• TASK INPUT
┄┄┄┄┄┄
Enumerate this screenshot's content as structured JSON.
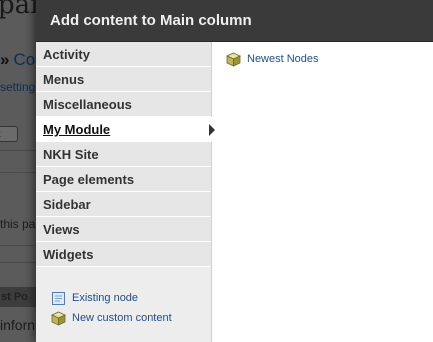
{
  "background": {
    "heading": "panels_layout_default",
    "breadcrumb_arrow": "»",
    "breadcrumb_text": "Co",
    "settings_text": "setting",
    "select_text": "t",
    "this_text": "this pa",
    "bar_text": "st Po",
    "info_text": "inforn"
  },
  "modal": {
    "title": "Add content to Main column",
    "categories": [
      {
        "label": "Activity"
      },
      {
        "label": "Menus"
      },
      {
        "label": "Miscellaneous"
      },
      {
        "label": "My Module",
        "active": true
      },
      {
        "label": "NKH Site"
      },
      {
        "label": "Page elements"
      },
      {
        "label": "Sidebar"
      },
      {
        "label": "Views"
      },
      {
        "label": "Widgets"
      }
    ],
    "side_links": [
      {
        "label": "Existing node",
        "icon": "document-icon"
      },
      {
        "label": "New custom content",
        "icon": "cube-icon"
      }
    ],
    "content_items": [
      {
        "label": "Newest Nodes",
        "icon": "cube-icon"
      }
    ]
  },
  "colors": {
    "header_bg": "#3a3a3a",
    "link": "#20508c",
    "sidebar_bg": "#ededed"
  }
}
┄┄┄┄┄┄
• THE TASK
Omit every picture while copying the listing above exactly.

• THE SOLUTION
Enumerate this screenshot's content as structured JSON.
{
  "background": {
    "heading": "panels_layout_default",
    "breadcrumb_arrow": "»",
    "breadcrumb_text": "Co",
    "settings_text": "setting",
    "select_text": "t",
    "this_text": "this pa",
    "bar_text": "st Po",
    "info_text": "inforn"
  },
  "modal": {
    "title": "Add content to Main column",
    "categories": [
      {
        "label": "Activity"
      },
      {
        "label": "Menus"
      },
      {
        "label": "Miscellaneous"
      },
      {
        "label": "My Module",
        "active": true
      },
      {
        "label": "NKH Site"
      },
      {
        "label": "Page elements"
      },
      {
        "label": "Sidebar"
      },
      {
        "label": "Views"
      },
      {
        "label": "Widgets"
      }
    ],
    "side_links": [
      {
        "label": "Existing node",
        "icon": "document-icon"
      },
      {
        "label": "New custom content",
        "icon": "cube-icon"
      }
    ],
    "content_items": [
      {
        "label": "Newest Nodes",
        "icon": "cube-icon"
      }
    ]
  },
  "colors": {
    "header_bg": "#3a3a3a",
    "link": "#20508c",
    "sidebar_bg": "#ededed"
  }
}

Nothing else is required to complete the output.